| EXERCISE DESCRIPTION |
Copy out the lines that include the word "name".

____ INFORMATION GIVEN

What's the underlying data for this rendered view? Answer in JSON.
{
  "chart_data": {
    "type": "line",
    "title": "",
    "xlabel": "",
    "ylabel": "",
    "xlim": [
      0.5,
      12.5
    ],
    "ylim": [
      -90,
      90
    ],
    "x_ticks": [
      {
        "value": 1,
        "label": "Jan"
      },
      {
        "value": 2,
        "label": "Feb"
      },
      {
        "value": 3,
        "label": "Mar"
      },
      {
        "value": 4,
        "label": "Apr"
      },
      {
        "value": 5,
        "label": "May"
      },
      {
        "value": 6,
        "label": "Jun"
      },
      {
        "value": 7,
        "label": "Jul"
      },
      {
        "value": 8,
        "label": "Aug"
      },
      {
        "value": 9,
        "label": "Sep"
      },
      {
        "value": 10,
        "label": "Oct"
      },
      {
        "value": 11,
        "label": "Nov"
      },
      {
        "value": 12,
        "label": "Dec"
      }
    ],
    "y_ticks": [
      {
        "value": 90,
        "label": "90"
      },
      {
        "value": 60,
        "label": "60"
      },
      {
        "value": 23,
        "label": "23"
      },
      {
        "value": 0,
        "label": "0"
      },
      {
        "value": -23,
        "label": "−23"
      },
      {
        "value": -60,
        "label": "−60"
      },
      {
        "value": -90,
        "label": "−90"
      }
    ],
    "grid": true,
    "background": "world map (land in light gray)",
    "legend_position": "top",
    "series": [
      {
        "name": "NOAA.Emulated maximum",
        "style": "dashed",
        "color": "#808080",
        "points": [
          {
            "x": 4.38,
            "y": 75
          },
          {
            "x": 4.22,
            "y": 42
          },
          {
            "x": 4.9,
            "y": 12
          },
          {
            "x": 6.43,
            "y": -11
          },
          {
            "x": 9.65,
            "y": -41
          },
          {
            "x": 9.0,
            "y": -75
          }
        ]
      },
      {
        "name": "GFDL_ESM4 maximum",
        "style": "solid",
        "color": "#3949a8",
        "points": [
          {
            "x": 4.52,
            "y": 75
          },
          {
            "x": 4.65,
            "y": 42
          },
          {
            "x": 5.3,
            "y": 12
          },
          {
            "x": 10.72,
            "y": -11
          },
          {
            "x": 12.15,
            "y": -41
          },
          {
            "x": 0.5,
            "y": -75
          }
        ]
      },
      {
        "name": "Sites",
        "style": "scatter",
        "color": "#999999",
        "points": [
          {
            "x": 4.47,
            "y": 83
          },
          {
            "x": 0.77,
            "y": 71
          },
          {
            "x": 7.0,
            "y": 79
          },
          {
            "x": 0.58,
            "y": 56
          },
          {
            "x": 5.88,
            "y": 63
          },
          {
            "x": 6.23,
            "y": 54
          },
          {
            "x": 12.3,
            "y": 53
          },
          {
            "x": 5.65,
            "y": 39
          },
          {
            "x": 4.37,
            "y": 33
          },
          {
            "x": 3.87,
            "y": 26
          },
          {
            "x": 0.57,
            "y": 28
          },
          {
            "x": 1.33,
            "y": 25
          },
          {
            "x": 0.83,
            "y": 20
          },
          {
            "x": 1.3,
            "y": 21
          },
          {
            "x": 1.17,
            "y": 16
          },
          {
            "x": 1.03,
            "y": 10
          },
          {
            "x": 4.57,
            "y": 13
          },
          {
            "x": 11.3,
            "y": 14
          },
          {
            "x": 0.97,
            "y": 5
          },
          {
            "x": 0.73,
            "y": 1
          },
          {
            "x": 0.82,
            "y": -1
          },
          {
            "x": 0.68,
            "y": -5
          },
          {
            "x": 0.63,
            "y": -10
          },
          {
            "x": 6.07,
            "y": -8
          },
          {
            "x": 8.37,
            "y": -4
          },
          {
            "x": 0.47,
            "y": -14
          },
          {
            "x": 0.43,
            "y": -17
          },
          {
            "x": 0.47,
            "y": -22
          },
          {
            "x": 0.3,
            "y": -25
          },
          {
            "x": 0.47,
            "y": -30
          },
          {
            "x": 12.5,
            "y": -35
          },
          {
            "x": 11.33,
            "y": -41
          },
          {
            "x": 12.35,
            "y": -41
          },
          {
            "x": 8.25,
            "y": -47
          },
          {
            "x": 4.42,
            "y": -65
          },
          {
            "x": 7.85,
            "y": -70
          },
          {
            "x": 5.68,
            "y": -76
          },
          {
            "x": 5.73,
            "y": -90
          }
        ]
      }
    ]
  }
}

________

| RESULT OF THE EXERCISE |
        "name": "NOAA.Emulated maximum",
        "name": "GFDL_ESM4 maximum",
        "name": "Sites",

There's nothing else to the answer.